>> START DATA FOR THIS EXERCISE

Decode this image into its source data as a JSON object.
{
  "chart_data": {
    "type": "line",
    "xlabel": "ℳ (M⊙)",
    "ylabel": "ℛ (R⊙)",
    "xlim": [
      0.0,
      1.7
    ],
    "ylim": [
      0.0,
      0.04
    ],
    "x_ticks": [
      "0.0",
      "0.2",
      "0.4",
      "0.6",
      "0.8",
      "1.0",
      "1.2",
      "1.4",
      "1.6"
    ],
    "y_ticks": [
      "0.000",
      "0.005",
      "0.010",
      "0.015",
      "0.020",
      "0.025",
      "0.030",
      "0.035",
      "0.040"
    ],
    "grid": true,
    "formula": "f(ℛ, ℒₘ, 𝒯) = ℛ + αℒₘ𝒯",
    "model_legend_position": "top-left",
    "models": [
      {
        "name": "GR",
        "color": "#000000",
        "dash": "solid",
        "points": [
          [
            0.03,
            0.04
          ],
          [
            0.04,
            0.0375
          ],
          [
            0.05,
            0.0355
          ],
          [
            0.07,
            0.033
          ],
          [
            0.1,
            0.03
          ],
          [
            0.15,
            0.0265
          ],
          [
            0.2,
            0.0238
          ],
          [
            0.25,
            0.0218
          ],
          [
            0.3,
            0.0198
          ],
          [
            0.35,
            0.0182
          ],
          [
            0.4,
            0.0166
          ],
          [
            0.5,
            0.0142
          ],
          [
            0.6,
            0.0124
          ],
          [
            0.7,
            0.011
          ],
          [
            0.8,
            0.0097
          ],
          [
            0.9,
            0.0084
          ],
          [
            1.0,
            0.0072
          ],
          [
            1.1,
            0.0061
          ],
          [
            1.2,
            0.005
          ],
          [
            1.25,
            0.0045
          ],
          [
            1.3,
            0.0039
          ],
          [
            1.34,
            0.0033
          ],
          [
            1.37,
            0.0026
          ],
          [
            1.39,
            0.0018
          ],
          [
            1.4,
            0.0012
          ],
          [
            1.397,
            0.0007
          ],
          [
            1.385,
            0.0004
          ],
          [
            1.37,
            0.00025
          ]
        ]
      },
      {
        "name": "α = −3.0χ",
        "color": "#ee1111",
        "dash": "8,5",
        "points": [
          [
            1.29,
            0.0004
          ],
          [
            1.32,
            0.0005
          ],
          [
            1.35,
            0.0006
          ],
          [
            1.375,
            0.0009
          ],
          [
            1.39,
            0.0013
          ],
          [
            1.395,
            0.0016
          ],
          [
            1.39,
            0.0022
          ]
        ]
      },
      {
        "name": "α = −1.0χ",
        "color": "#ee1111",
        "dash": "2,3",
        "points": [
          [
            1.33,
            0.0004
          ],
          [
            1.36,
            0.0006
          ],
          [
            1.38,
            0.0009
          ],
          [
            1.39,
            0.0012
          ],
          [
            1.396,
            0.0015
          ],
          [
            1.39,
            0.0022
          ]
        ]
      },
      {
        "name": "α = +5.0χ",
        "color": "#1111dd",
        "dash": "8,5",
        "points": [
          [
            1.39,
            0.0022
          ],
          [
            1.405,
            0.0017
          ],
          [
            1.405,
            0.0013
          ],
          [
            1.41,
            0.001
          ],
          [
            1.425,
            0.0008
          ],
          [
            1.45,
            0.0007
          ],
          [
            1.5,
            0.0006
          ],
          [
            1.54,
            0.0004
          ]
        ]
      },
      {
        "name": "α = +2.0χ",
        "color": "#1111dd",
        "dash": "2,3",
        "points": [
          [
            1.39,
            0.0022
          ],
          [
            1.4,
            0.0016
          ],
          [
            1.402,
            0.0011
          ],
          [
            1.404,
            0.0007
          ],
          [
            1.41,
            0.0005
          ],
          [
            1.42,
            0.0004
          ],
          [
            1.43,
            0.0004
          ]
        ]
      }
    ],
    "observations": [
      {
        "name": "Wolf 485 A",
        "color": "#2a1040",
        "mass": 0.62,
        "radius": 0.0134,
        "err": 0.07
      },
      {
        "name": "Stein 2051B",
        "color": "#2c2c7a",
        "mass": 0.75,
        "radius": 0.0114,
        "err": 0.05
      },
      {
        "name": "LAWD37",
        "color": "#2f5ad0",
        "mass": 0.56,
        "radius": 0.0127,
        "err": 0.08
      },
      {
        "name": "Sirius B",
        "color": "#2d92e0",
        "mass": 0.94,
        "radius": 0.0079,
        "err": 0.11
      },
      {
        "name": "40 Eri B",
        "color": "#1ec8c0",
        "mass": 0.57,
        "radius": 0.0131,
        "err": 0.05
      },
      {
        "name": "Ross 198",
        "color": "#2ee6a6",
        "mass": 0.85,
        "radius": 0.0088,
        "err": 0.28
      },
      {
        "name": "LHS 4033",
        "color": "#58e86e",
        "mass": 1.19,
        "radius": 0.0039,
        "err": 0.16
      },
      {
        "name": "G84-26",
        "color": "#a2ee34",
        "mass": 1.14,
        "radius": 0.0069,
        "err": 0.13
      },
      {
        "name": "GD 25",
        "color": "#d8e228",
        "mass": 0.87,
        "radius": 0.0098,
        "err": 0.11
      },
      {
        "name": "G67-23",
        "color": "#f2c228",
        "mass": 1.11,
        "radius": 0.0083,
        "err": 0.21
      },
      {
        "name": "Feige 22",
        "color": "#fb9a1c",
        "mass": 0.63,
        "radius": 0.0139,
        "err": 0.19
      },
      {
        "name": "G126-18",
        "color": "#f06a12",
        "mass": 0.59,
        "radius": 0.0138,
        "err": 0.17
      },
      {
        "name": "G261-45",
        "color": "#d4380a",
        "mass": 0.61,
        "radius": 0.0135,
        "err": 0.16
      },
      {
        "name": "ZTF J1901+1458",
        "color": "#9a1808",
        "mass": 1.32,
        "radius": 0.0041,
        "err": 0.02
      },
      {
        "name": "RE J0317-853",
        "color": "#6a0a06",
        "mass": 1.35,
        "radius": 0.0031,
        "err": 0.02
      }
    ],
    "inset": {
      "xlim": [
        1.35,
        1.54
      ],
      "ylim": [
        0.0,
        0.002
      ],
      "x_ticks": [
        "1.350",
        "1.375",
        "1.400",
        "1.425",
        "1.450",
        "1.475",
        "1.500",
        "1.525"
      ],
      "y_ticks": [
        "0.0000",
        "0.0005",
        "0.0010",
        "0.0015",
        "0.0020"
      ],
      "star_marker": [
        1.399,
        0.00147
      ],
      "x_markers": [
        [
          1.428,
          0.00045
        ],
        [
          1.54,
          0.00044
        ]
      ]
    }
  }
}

>> END DATA FOR THIS EXERCISE

▸ TASK GOAL: The records above should be returned exactly.

▸ COMPLETE OUTPUT:
Decode this image into its source data as a JSON object.
{
  "chart_data": {
    "type": "line",
    "xlabel": "ℳ (M⊙)",
    "ylabel": "ℛ (R⊙)",
    "xlim": [
      0.0,
      1.7
    ],
    "ylim": [
      0.0,
      0.04
    ],
    "x_ticks": [
      "0.0",
      "0.2",
      "0.4",
      "0.6",
      "0.8",
      "1.0",
      "1.2",
      "1.4",
      "1.6"
    ],
    "y_ticks": [
      "0.000",
      "0.005",
      "0.010",
      "0.015",
      "0.020",
      "0.025",
      "0.030",
      "0.035",
      "0.040"
    ],
    "grid": true,
    "formula": "f(ℛ, ℒₘ, 𝒯) = ℛ + αℒₘ𝒯",
    "model_legend_position": "top-left",
    "models": [
      {
        "name": "GR",
        "color": "#000000",
        "dash": "solid",
        "points": [
          [
            0.03,
            0.04
          ],
          [
            0.04,
            0.0375
          ],
          [
            0.05,
            0.0355
          ],
          [
            0.07,
            0.033
          ],
          [
            0.1,
            0.03
          ],
          [
            0.15,
            0.0265
          ],
          [
            0.2,
            0.0238
          ],
          [
            0.25,
            0.0218
          ],
          [
            0.3,
            0.0198
          ],
          [
            0.35,
            0.0182
          ],
          [
            0.4,
            0.0166
          ],
          [
            0.5,
            0.0142
          ],
          [
            0.6,
            0.0124
          ],
          [
            0.7,
            0.011
          ],
          [
            0.8,
            0.0097
          ],
          [
            0.9,
            0.0084
          ],
          [
            1.0,
            0.0072
          ],
          [
            1.1,
            0.0061
          ],
          [
            1.2,
            0.005
          ],
          [
            1.25,
            0.0045
          ],
          [
            1.3,
            0.0039
          ],
          [
            1.34,
            0.0033
          ],
          [
            1.37,
            0.0026
          ],
          [
            1.39,
            0.0018
          ],
          [
            1.4,
            0.0012
          ],
          [
            1.397,
            0.0007
          ],
          [
            1.385,
            0.0004
          ],
          [
            1.37,
            0.00025
          ]
        ]
      },
      {
        "name": "α = −3.0χ",
        "color": "#ee1111",
        "dash": "8,5",
        "points": [
          [
            1.29,
            0.0004
          ],
          [
            1.32,
            0.0005
          ],
          [
            1.35,
            0.0006
          ],
          [
            1.375,
            0.0009
          ],
          [
            1.39,
            0.0013
          ],
          [
            1.395,
            0.0016
          ],
          [
            1.39,
            0.0022
          ]
        ]
      },
      {
        "name": "α = −1.0χ",
        "color": "#ee1111",
        "dash": "2,3",
        "points": [
          [
            1.33,
            0.0004
          ],
          [
            1.36,
            0.0006
          ],
          [
            1.38,
            0.0009
          ],
          [
            1.39,
            0.0012
          ],
          [
            1.396,
            0.0015
          ],
          [
            1.39,
            0.0022
          ]
        ]
      },
      {
        "name": "α = +5.0χ",
        "color": "#1111dd",
        "dash": "8,5",
        "points": [
          [
            1.39,
            0.0022
          ],
          [
            1.405,
            0.0017
          ],
          [
            1.405,
            0.0013
          ],
          [
            1.41,
            0.001
          ],
          [
            1.425,
            0.0008
          ],
          [
            1.45,
            0.0007
          ],
          [
            1.5,
            0.0006
          ],
          [
            1.54,
            0.0004
          ]
        ]
      },
      {
        "name": "α = +2.0χ",
        "color": "#1111dd",
        "dash": "2,3",
        "points": [
          [
            1.39,
            0.0022
          ],
          [
            1.4,
            0.0016
          ],
          [
            1.402,
            0.0011
          ],
          [
            1.404,
            0.0007
          ],
          [
            1.41,
            0.0005
          ],
          [
            1.42,
            0.0004
          ],
          [
            1.43,
            0.0004
          ]
        ]
      }
    ],
    "observations": [
      {
        "name": "Wolf 485 A",
        "color": "#2a1040",
        "mass": 0.62,
        "radius": 0.0134,
        "err": 0.07
      },
      {
        "name": "Stein 2051B",
        "color": "#2c2c7a",
        "mass": 0.75,
        "radius": 0.0114,
        "err": 0.05
      },
      {
        "name": "LAWD37",
        "color": "#2f5ad0",
        "mass": 0.56,
        "radius": 0.0127,
        "err": 0.08
      },
      {
        "name": "Sirius B",
        "color": "#2d92e0",
        "mass": 0.94,
        "radius": 0.0079,
        "err": 0.11
      },
      {
        "name": "40 Eri B",
        "color": "#1ec8c0",
        "mass": 0.57,
        "radius": 0.0131,
        "err": 0.05
      },
      {
        "name": "Ross 198",
        "color": "#2ee6a6",
        "mass": 0.85,
        "radius": 0.0088,
        "err": 0.28
      },
      {
        "name": "LHS 4033",
        "color": "#58e86e",
        "mass": 1.19,
        "radius": 0.0039,
        "err": 0.16
      },
      {
        "name": "G84-26",
        "color": "#a2ee34",
        "mass": 1.14,
        "radius": 0.0069,
        "err": 0.13
      },
      {
        "name": "GD 25",
        "color": "#d8e228",
        "mass": 0.87,
        "radius": 0.0098,
        "err": 0.11
      },
      {
        "name": "G67-23",
        "color": "#f2c228",
        "mass": 1.11,
        "radius": 0.0083,
        "err": 0.21
      },
      {
        "name": "Feige 22",
        "color": "#fb9a1c",
        "mass": 0.63,
        "radius": 0.0139,
        "err": 0.19
      },
      {
        "name": "G126-18",
        "color": "#f06a12",
        "mass": 0.59,
        "radius": 0.0138,
        "err": 0.17
      },
      {
        "name": "G261-45",
        "color": "#d4380a",
        "mass": 0.61,
        "radius": 0.0135,
        "err": 0.16
      },
      {
        "name": "ZTF J1901+1458",
        "color": "#9a1808",
        "mass": 1.32,
        "radius": 0.0041,
        "err": 0.02
      },
      {
        "name": "RE J0317-853",
        "color": "#6a0a06",
        "mass": 1.35,
        "radius": 0.0031,
        "err": 0.02
      }
    ],
    "inset": {
      "xlim": [
        1.35,
        1.54
      ],
      "ylim": [
        0.0,
        0.002
      ],
      "x_ticks": [
        "1.350",
        "1.375",
        "1.400",
        "1.425",
        "1.450",
        "1.475",
        "1.500",
        "1.525"
      ],
      "y_ticks": [
        "0.0000",
        "0.0005",
        "0.0010",
        "0.0015",
        "0.0020"
      ],
      "star_marker": [
        1.399,
        0.00147
      ],
      "x_markers": [
        [
          1.428,
          0.00045
        ],
        [
          1.54,
          0.00044
        ]
      ]
    }
  }
}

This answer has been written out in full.